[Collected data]
▬▬▬

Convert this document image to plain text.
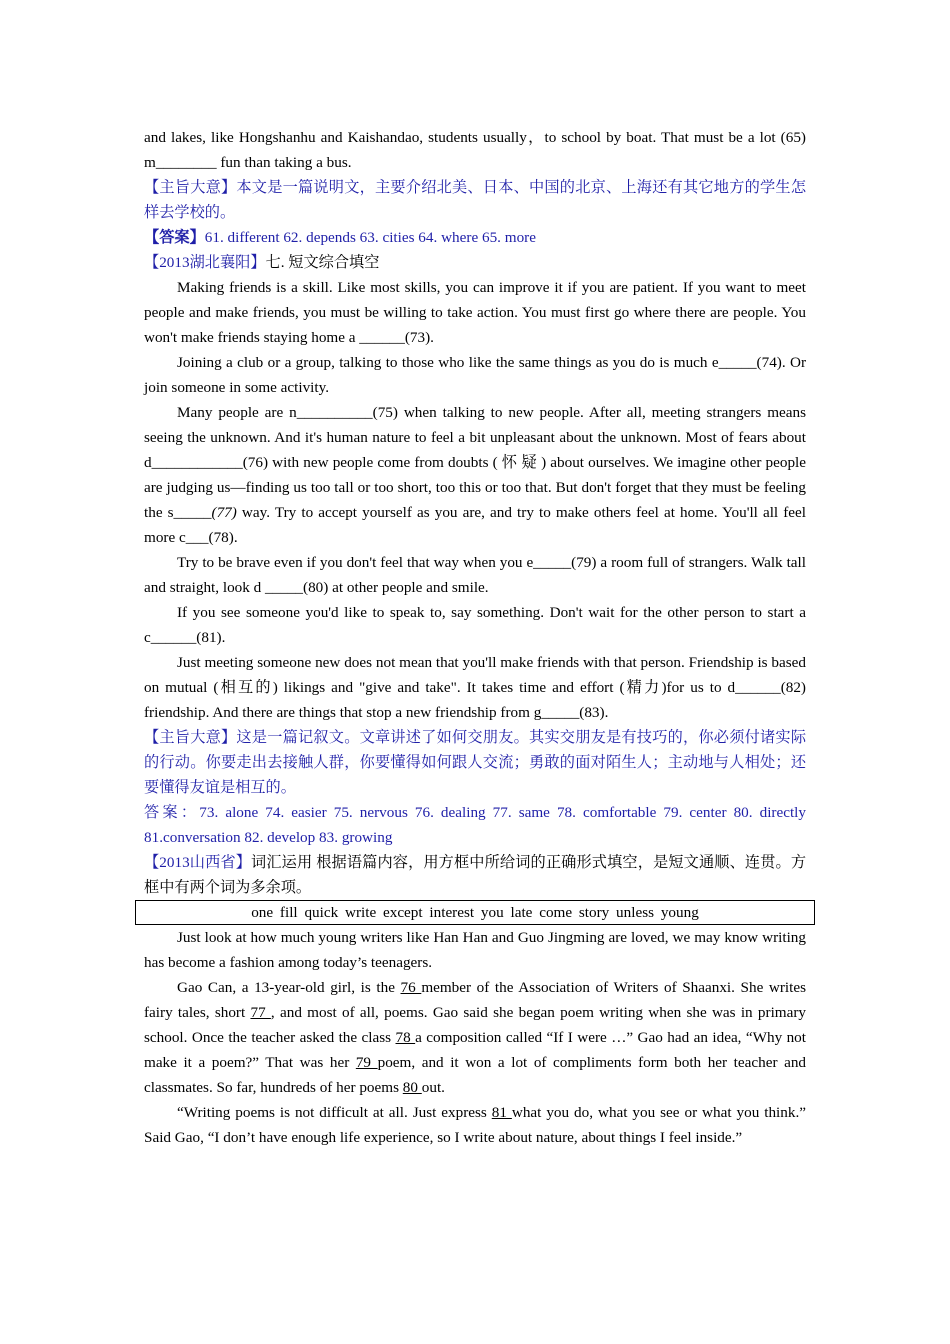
and lakes, like Hongshanhu and Kaishandao, students usually，to school by boat. That must be a lot (65) m________ fun than taking a bus.

【主旨大意】本文是一篇说明文，主要介绍北美、日本、中国的北京、上海还有其它地方的学生怎样去学校的。

【答案】61. different 62. depends 63. cities 64. where 65. more

【2013湖北襄阳】七. 短文综合填空

Making friends is a skill. Like most skills, you can improve it if you are patient. If you want to meet people and make friends, you must be willing to take action. You must first go where there are people. You won't make friends staying home a ______(73).

Joining a club or a group, talking to those who like the same things as you do is much e_____(74). Or join someone in some activity.

Many people are n__________(75) when talking to new people. After all, meeting strangers means seeing the unknown. And it's human nature to feel a bit unpleasant about the unknown. Most of fears about d____________(76) with new people come from doubts ( 怀 疑 ) about ourselves. We imagine other people are judging us—finding us too tall or too short, too this or too that. But don't forget that they must be feeling the s_____(77) way. Try to accept yourself as you are, and try to make others feel at home. You'll all feel more c___(78).

Try to be brave even if you don't feel that way when you e_____(79) a room full of strangers. Walk tall and straight, look d _____(80) at other people and smile.

If you see someone you'd like to speak to, say something. Don't wait for the other person to start a c______(81).

Just meeting someone new does not mean that you'll make friends with that person. Friendship is based on mutual (相互的) likings and "give and take". It takes time and effort (精力)for us to d______(82) friendship. And there are things that stop a new friendship from g_____(83).

【主旨大意】这是一篇记叙文。文章讲述了如何交朋友。其实交朋友是有技巧的，你必须付诸实际的行动。你要走出去接触人群，你要懂得如何跟人交流；勇敢的面对陌生人；主动地与人相处；还要懂得友谊是相互的。

答案：73. alone 74. easier 75. nervous 76. dealing 77. same 78. comfortable 79. center 80. directly 81.conversation 82. develop 83. growing

【2013山西省】词汇运用 根据语篇内容，用方框中所给词的正确形式填空，是短文通顺、连贯。方框中有两个词为多余项。

one fill quick write except interest you late come story unless young

Just look at how much young writers like Han Han and Guo Jingming are loved, we may know writing has become a fashion among today’s teenagers.

Gao Can, a 13-year-old girl, is the 76 member of the Association of Writers of Shaanxi. She writes fairy tales, short 77 , and most of all, poems. Gao said she began poem writing when she was in primary school. Once the teacher asked the class 78 a composition called “If I were …” Gao had an idea, “Why not make it a poem?” That was her 79 poem, and it won a lot of compliments form both her teacher and classmates. So far, hundreds of her poems 80 out.

“Writing poems is not difficult at all. Just express 81 what you do, what you see or what you think.” Said Gao, “I don’t have enough life experience, so I write about nature, about things I feel inside.”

▬▬▬

### [WHAT IS NEEDED]
Transcribe the complete set of entries verbatim. No pictures belong in the copy.

### [OUTPUT OF THE EXERCISE]
Convert this document image to plain text.
and lakes, like Hongshanhu and Kaishandao, students usually，to school by boat. That must be a lot (65) m________ fun than taking a bus.

【主旨大意】本文是一篇说明文，主要介绍北美、日本、中国的北京、上海还有其它地方的学生怎样去学校的。

【答案】61. different 62. depends 63. cities 64. where 65. more

【2013湖北襄阳】七. 短文综合填空

Making friends is a skill. Like most skills, you can improve it if you are patient. If you want to meet people and make friends, you must be willing to take action. You must first go where there are people. You won't make friends staying home a ______(73).

Joining a club or a group, talking to those who like the same things as you do is much e_____(74). Or join someone in some activity.

Many people are n__________(75) when talking to new people. After all, meeting strangers means seeing the unknown. And it's human nature to feel a bit unpleasant about the unknown. Most of fears about d____________(76) with new people come from doubts ( 怀 疑 ) about ourselves. We imagine other people are judging us—finding us too tall or too short, too this or too that. But don't forget that they must be feeling the s_____(77) way. Try to accept yourself as you are, and try to make others feel at home. You'll all feel more c___(78).

Try to be brave even if you don't feel that way when you e_____(79) a room full of strangers. Walk tall and straight, look d _____(80) at other people and smile.

If you see someone you'd like to speak to, say something. Don't wait for the other person to start a c______(81).

Just meeting someone new does not mean that you'll make friends with that person. Friendship is based on mutual (相互的) likings and "give and take". It takes time and effort (精力)for us to d______(82) friendship. And there are things that stop a new friendship from g_____(83).

【主旨大意】这是一篇记叙文。文章讲述了如何交朋友。其实交朋友是有技巧的，你必须付诸实际的行动。你要走出去接触人群，你要懂得如何跟人交流；勇敢的面对陌生人；主动地与人相处；还要懂得友谊是相互的。

答案：73. alone 74. easier 75. nervous 76. dealing 77. same 78. comfortable 79. center 80. directly 81.conversation 82. develop 83. growing

【2013山西省】词汇运用 根据语篇内容，用方框中所给词的正确形式填空，是短文通顺、连贯。方框中有两个词为多余项。

one fill quick write except interest you late come story unless young

Just look at how much young writers like Han Han and Guo Jingming are loved, we may know writing has become a fashion among today’s teenagers.

Gao Can, a 13-year-old girl, is the 76 member of the Association of Writers of Shaanxi. She writes fairy tales, short 77 , and most of all, poems. Gao said she began poem writing when she was in primary school. Once the teacher asked the class 78 a composition called “If I were …” Gao had an idea, “Why not make it a poem?” That was her 79 poem, and it won a lot of compliments form both her teacher and classmates. So far, hundreds of her poems 80 out.

“Writing poems is not difficult at all. Just express 81 what you do, what you see or what you think.” Said Gao, “I don’t have enough life experience, so I write about nature, about things I feel inside.”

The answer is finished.